Today, human rights defender and representative of the Wayùu indigenous people, Luis Misael Socarras Ipuana*, wrote to European Commissioners Thierry Breton and Didier Reynders asking that the European Union takes strong action to end the cycle of abuse that his and other people around the world are subjected to in cases such as that of the Cerrejón mine. According to Luis Misael:
“La Guajira…has become a sacrificial zone for the sake of multinational companies supplying harmful fossil fuels to Europe in the midst of the climate crisis. While we suffer, European companies are reaping the benefit of the destruction of our sacred landscape through their value chains.”
The local communities’ struggle for justice has been met with human rights violation and blunt impunity, as multiple court sentences in favour of the Wayùu people have been ignored by the state and the companies. Presently, some of the businesses involved are considering withdrawing their investments in the mine, rising leaving the communities with no recourse.
The European Commission is expected to table during the first half of December the Sustainable Corporate Governance Directive, a legal instrument to prevent human rights and environmental abuse in global value chains. Civil society has been calling for the law to also include strong provisions to hold companies to account and to enable access to justice for those affected. As Luis Misael put it:
“a law without liability provisions to hold companies accountable and enabling legal rights to justice for victims will be an enormous missed opportunity and a further harm to our people.”
Luis Misael’s letter comes after human rights and environmental defenders Bertha Zùniga Càceres, Ester Kiobel, Saeeda Khatoon, and Kalpona Akter wrote to the Commissioners asking for a strong law enabling access to justice for communities.
* Luis Misael Socarras Ipuana is a human rights defender for the Wayuu indigenous people of La Guajira, Colombia. He is a member of the organisation Fuerza Mujeres Wayúu, which defends water and territory against the impacts of the Cerrejón company’s operations in southern La Guajira.
********
- Task prompt
According to the text on the Cerrejón mine, why has the local communities' struggle for justice been met with "blunt impunity"? Answer in one to three sentences. The rows that come next are separate material, unrelated to the text on the Cerrejón mine.
********
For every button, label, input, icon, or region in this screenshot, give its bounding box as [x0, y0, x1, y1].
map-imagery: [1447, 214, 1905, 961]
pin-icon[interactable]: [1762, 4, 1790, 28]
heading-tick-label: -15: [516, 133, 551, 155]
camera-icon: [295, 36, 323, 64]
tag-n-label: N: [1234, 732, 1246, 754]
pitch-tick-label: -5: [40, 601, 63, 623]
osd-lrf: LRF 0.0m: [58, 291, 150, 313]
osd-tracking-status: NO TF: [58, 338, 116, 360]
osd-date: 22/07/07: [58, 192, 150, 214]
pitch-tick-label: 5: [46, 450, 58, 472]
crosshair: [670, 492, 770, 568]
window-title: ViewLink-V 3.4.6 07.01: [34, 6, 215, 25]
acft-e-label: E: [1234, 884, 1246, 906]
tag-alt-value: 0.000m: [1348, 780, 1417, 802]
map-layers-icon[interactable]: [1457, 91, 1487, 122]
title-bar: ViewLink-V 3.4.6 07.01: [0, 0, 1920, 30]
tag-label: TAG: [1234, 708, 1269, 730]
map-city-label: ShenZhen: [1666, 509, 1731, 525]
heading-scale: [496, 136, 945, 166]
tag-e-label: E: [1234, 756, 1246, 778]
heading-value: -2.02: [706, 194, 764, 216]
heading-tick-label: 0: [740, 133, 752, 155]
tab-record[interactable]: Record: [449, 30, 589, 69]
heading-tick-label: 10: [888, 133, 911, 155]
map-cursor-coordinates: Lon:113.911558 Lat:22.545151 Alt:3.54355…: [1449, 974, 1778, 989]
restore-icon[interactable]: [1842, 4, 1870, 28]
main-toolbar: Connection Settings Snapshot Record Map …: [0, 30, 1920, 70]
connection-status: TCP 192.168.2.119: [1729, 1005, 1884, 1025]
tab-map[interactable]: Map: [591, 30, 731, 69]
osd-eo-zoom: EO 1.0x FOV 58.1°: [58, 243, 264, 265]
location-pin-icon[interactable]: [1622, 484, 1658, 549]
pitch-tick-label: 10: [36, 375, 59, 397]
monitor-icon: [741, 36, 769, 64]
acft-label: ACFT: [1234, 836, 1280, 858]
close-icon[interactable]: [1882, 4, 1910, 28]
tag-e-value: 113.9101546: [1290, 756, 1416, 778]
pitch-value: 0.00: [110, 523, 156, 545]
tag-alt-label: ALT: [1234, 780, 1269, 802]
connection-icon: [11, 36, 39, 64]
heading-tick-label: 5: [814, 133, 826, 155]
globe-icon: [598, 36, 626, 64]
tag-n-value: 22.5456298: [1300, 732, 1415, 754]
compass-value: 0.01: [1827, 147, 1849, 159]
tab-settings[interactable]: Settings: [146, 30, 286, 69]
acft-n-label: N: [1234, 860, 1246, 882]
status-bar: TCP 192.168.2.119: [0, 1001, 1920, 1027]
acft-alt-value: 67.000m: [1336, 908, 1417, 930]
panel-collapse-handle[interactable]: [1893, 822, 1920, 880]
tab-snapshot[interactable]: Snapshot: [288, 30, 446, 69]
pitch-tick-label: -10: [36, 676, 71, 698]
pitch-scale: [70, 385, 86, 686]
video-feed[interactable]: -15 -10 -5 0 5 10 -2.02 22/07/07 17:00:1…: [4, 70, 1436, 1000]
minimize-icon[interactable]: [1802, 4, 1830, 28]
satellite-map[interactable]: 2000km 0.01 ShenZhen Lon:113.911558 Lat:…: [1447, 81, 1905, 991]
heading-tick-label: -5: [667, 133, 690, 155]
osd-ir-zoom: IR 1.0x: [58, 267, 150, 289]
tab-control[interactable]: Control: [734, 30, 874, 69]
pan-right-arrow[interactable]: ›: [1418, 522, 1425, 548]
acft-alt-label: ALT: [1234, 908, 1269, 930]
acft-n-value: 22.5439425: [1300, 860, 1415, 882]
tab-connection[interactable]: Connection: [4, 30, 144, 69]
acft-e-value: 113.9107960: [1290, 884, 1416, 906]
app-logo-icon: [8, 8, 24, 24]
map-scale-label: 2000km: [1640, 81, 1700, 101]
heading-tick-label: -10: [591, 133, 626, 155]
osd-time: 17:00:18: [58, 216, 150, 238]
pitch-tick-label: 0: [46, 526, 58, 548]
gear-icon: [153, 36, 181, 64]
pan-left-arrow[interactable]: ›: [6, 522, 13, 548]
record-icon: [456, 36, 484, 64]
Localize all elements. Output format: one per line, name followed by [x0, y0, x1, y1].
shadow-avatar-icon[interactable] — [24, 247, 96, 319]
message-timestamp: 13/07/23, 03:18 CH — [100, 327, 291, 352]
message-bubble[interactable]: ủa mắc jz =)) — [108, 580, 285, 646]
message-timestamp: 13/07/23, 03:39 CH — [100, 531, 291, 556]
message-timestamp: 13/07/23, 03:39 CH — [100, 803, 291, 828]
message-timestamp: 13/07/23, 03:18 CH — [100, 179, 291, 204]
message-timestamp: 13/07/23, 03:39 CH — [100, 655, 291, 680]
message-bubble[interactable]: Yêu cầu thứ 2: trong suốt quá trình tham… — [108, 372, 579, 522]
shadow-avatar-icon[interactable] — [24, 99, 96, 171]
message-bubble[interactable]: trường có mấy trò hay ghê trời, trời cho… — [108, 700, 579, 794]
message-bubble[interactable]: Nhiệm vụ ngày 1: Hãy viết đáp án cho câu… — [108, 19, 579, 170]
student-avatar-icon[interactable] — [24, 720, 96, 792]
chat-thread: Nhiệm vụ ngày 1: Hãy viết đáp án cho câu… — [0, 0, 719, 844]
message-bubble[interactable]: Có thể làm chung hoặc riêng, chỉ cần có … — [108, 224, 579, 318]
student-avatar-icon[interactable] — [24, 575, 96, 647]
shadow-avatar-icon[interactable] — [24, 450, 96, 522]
********
- Full output
Multiple court sentences in favour of the Wayùu people have been ignored by the state and the companies.